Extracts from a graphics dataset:
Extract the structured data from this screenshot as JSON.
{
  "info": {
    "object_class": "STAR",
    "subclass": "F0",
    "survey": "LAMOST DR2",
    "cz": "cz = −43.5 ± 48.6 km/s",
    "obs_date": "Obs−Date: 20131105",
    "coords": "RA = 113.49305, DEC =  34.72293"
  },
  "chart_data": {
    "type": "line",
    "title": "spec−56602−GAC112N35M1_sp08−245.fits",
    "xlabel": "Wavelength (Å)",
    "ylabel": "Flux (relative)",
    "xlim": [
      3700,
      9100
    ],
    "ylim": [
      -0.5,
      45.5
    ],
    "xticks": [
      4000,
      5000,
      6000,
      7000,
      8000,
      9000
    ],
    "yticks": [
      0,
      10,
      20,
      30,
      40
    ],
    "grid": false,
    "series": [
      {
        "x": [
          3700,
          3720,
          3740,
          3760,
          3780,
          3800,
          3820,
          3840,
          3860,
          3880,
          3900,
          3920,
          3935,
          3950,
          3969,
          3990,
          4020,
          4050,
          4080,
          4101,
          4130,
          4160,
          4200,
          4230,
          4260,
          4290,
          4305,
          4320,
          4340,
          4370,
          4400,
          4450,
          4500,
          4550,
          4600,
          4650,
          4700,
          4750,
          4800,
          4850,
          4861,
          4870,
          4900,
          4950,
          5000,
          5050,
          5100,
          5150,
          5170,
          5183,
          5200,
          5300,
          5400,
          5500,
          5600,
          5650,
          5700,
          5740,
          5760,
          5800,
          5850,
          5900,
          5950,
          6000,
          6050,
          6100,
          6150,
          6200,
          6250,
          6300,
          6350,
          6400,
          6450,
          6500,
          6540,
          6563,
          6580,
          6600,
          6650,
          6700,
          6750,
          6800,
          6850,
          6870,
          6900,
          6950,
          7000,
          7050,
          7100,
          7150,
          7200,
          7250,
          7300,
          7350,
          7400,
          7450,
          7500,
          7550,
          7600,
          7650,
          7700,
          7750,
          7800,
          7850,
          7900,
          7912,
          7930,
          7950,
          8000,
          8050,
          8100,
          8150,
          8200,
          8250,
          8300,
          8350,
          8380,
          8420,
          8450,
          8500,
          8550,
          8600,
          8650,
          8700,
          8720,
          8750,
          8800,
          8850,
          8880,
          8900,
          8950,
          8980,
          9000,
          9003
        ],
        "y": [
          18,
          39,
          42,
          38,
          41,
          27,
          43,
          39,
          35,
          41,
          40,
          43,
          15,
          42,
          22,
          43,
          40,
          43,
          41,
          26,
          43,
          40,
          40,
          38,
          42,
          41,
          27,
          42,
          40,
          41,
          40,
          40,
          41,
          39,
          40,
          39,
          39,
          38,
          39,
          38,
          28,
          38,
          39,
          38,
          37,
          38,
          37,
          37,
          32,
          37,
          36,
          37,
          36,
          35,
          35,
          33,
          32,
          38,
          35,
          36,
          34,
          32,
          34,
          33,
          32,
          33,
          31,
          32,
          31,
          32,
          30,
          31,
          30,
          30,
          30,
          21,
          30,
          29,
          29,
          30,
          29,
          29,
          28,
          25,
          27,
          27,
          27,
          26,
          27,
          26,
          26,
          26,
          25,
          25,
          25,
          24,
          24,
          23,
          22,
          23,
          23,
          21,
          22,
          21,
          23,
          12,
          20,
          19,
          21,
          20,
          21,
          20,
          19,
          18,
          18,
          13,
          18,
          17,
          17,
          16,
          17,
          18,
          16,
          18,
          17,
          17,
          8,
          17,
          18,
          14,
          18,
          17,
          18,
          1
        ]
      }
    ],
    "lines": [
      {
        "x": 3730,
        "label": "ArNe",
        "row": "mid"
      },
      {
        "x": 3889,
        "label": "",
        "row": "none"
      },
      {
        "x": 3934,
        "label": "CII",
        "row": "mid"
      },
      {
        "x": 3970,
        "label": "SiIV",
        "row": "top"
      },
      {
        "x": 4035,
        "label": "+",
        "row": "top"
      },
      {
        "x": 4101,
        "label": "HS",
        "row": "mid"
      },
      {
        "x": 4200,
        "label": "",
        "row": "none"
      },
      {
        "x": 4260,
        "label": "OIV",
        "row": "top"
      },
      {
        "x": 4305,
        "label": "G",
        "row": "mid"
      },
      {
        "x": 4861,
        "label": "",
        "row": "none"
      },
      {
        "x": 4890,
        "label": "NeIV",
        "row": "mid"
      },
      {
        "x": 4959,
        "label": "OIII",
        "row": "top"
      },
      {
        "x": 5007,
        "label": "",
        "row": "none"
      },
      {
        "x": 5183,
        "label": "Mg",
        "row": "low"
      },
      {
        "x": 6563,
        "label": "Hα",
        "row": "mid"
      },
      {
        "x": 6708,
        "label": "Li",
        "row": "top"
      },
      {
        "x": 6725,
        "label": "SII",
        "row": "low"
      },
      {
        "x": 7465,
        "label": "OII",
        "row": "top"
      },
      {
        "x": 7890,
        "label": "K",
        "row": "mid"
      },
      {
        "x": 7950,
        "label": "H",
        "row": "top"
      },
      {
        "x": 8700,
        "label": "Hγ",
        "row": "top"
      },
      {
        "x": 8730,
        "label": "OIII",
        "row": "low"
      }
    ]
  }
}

Brief: All of the entries should be written out again exactly.

Problem solution:
Extract the structured data from this screenshot as JSON.
{
  "info": {
    "object_class": "STAR",
    "subclass": "F0",
    "survey": "LAMOST DR2",
    "cz": "cz = −43.5 ± 48.6 km/s",
    "obs_date": "Obs−Date: 20131105",
    "coords": "RA = 113.49305, DEC =  34.72293"
  },
  "chart_data": {
    "type": "line",
    "title": "spec−56602−GAC112N35M1_sp08−245.fits",
    "xlabel": "Wavelength (Å)",
    "ylabel": "Flux (relative)",
    "xlim": [
      3700,
      9100
    ],
    "ylim": [
      -0.5,
      45.5
    ],
    "xticks": [
      4000,
      5000,
      6000,
      7000,
      8000,
      9000
    ],
    "yticks": [
      0,
      10,
      20,
      30,
      40
    ],
    "grid": false,
    "series": [
      {
        "x": [
          3700,
          3720,
          3740,
          3760,
          3780,
          3800,
          3820,
          3840,
          3860,
          3880,
          3900,
          3920,
          3935,
          3950,
          3969,
          3990,
          4020,
          4050,
          4080,
          4101,
          4130,
          4160,
          4200,
          4230,
          4260,
          4290,
          4305,
          4320,
          4340,
          4370,
          4400,
          4450,
          4500,
          4550,
          4600,
          4650,
          4700,
          4750,
          4800,
          4850,
          4861,
          4870,
          4900,
          4950,
          5000,
          5050,
          5100,
          5150,
          5170,
          5183,
          5200,
          5300,
          5400,
          5500,
          5600,
          5650,
          5700,
          5740,
          5760,
          5800,
          5850,
          5900,
          5950,
          6000,
          6050,
          6100,
          6150,
          6200,
          6250,
          6300,
          6350,
          6400,
          6450,
          6500,
          6540,
          6563,
          6580,
          6600,
          6650,
          6700,
          6750,
          6800,
          6850,
          6870,
          6900,
          6950,
          7000,
          7050,
          7100,
          7150,
          7200,
          7250,
          7300,
          7350,
          7400,
          7450,
          7500,
          7550,
          7600,
          7650,
          7700,
          7750,
          7800,
          7850,
          7900,
          7912,
          7930,
          7950,
          8000,
          8050,
          8100,
          8150,
          8200,
          8250,
          8300,
          8350,
          8380,
          8420,
          8450,
          8500,
          8550,
          8600,
          8650,
          8700,
          8720,
          8750,
          8800,
          8850,
          8880,
          8900,
          8950,
          8980,
          9000,
          9003
        ],
        "y": [
          18,
          39,
          42,
          38,
          41,
          27,
          43,
          39,
          35,
          41,
          40,
          43,
          15,
          42,
          22,
          43,
          40,
          43,
          41,
          26,
          43,
          40,
          40,
          38,
          42,
          41,
          27,
          42,
          40,
          41,
          40,
          40,
          41,
          39,
          40,
          39,
          39,
          38,
          39,
          38,
          28,
          38,
          39,
          38,
          37,
          38,
          37,
          37,
          32,
          37,
          36,
          37,
          36,
          35,
          35,
          33,
          32,
          38,
          35,
          36,
          34,
          32,
          34,
          33,
          32,
          33,
          31,
          32,
          31,
          32,
          30,
          31,
          30,
          30,
          30,
          21,
          30,
          29,
          29,
          30,
          29,
          29,
          28,
          25,
          27,
          27,
          27,
          26,
          27,
          26,
          26,
          26,
          25,
          25,
          25,
          24,
          24,
          23,
          22,
          23,
          23,
          21,
          22,
          21,
          23,
          12,
          20,
          19,
          21,
          20,
          21,
          20,
          19,
          18,
          18,
          13,
          18,
          17,
          17,
          16,
          17,
          18,
          16,
          18,
          17,
          17,
          8,
          17,
          18,
          14,
          18,
          17,
          18,
          1
        ]
      }
    ],
    "lines": [
      {
        "x": 3730,
        "label": "ArNe",
        "row": "mid"
      },
      {
        "x": 3889,
        "label": "",
        "row": "none"
      },
      {
        "x": 3934,
        "label": "CII",
        "row": "mid"
      },
      {
        "x": 3970,
        "label": "SiIV",
        "row": "top"
      },
      {
        "x": 4035,
        "label": "+",
        "row": "top"
      },
      {
        "x": 4101,
        "label": "HS",
        "row": "mid"
      },
      {
        "x": 4200,
        "label": "",
        "row": "none"
      },
      {
        "x": 4260,
        "label": "OIV",
        "row": "top"
      },
      {
        "x": 4305,
        "label": "G",
        "row": "mid"
      },
      {
        "x": 4861,
        "label": "",
        "row": "none"
      },
      {
        "x": 4890,
        "label": "NeIV",
        "row": "mid"
      },
      {
        "x": 4959,
        "label": "OIII",
        "row": "top"
      },
      {
        "x": 5007,
        "label": "",
        "row": "none"
      },
      {
        "x": 5183,
        "label": "Mg",
        "row": "low"
      },
      {
        "x": 6563,
        "label": "Hα",
        "row": "mid"
      },
      {
        "x": 6708,
        "label": "Li",
        "row": "top"
      },
      {
        "x": 6725,
        "label": "SII",
        "row": "low"
      },
      {
        "x": 7465,
        "label": "OII",
        "row": "top"
      },
      {
        "x": 7890,
        "label": "K",
        "row": "mid"
      },
      {
        "x": 7950,
        "label": "H",
        "row": "top"
      },
      {
        "x": 8700,
        "label": "Hγ",
        "row": "top"
      },
      {
        "x": 8730,
        "label": "OIII",
        "row": "low"
      }
    ]
  }
}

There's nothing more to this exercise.